* **Dataset entries**:
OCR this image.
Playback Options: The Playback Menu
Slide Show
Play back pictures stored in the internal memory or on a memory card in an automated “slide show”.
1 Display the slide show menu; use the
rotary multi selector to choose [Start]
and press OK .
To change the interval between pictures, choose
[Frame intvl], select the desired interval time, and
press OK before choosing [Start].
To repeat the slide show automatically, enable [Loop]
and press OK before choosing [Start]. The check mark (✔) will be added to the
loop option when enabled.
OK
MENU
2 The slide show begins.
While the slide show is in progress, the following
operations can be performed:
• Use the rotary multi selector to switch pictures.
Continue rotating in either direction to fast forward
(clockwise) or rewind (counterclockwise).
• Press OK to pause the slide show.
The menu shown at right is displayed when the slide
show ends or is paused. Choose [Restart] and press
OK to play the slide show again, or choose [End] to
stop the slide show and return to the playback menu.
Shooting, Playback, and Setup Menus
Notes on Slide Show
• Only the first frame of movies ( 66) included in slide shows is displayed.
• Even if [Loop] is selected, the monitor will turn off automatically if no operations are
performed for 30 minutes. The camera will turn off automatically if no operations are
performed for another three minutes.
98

* **EXERCISE**: Tally the lines of the material above that contain the word "choosing" and report the total alone.

* **COMPLETED EXERCISE**: 2